Figure 6.

Responses of PER neurons to optical stimulation in vitro and in vivo. a, In vitro responses were recorded from 29 cells. Expressing cells generated large amplitude depolarizations with short latencies; one-third of such cells, including this one, reliably generated action potentials. Light stimuli (8 ms pulses) are indicated by tick marks. b, Example of synaptic responses to 10 Hz optical stimulation from a cell that did not express ChR2. c, ChR2-expressing and non-ChR2-expressing neurons were identifiable by the latency of light-evoked changes in membrane potential or current. (d), When steady depolarizing current was used to activate low-frequency spiking in a non-ChR2-expressing neuron, trains of light pulses triggered mixed effects, including stimulus-entrained spikes (at 10 Hz), net inhibition of baseline spiking (at 30 Hz), and poststimulus hyperpolarization and spike suppression. e, After termination of trains of light stimuli (10–40 Hz) the membrane of most neurons hyperpolarized for durations of 0.5–10 s (depending on train length and frequency). f–h, In vivo activity during optical stimulation in PER. MUA 500 ms before and 500 ms during 11 Hz (f) and 30 Hz (g) stimulation in a virally transduced animal. h, Spiking activity during stimulation trials (20 trials per condition per rat) shows a frequency-dependent increase in activity during optogenetic stimulation in the transduced group (virus, n = 3), but not in the no virus group (n = 3). ***p < 0.001. Data are means + SEM.

########

[Required action]: List each distinct frequency or frequency range of light stimulation that the figure caption mentions, in the order each first appears.

########

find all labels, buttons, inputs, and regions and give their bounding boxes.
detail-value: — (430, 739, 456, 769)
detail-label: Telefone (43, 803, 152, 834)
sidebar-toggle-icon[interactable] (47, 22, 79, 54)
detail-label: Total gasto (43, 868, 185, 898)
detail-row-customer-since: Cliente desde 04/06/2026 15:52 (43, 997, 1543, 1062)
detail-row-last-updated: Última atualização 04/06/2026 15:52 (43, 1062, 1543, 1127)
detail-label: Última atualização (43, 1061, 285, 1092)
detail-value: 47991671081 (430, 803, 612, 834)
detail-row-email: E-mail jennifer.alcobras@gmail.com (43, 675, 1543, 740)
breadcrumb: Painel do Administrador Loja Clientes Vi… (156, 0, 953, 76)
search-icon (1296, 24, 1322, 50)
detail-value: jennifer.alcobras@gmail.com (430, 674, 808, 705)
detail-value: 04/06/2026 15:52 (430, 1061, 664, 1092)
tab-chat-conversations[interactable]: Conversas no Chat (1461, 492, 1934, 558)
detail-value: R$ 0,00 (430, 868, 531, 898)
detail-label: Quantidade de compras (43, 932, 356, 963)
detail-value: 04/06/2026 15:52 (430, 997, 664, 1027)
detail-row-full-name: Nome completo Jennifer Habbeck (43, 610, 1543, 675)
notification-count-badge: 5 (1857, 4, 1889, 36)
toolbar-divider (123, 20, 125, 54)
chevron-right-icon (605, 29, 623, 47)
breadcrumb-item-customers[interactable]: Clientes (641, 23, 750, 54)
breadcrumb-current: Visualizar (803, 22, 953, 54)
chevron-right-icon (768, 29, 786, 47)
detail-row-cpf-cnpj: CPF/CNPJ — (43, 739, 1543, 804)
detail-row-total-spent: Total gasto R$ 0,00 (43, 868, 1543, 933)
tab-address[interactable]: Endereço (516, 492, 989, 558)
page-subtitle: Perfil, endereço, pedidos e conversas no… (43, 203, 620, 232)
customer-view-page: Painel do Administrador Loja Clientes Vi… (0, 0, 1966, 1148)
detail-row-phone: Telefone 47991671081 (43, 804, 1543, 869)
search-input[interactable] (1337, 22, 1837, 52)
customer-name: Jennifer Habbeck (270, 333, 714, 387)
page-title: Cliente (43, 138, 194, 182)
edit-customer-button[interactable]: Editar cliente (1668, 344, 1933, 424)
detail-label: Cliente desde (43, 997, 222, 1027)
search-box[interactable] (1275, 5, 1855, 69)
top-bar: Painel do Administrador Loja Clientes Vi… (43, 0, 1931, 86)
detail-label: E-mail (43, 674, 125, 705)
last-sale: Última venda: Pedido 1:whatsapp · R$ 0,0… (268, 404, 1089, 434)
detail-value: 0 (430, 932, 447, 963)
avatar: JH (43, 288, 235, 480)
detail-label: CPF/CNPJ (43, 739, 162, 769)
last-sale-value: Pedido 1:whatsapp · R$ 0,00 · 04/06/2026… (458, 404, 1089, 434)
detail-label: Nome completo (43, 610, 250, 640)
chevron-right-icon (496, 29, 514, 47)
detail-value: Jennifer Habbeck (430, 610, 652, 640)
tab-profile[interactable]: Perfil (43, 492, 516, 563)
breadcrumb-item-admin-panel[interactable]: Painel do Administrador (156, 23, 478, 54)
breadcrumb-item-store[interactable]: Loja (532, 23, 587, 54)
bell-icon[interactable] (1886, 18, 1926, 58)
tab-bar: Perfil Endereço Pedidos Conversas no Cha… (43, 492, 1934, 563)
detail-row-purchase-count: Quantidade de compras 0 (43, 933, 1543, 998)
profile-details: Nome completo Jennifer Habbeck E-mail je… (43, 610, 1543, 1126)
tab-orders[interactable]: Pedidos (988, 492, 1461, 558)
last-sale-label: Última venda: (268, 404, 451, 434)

########

[Written response]: 10 Hz, 30 Hz, 10–40 Hz, 11 Hz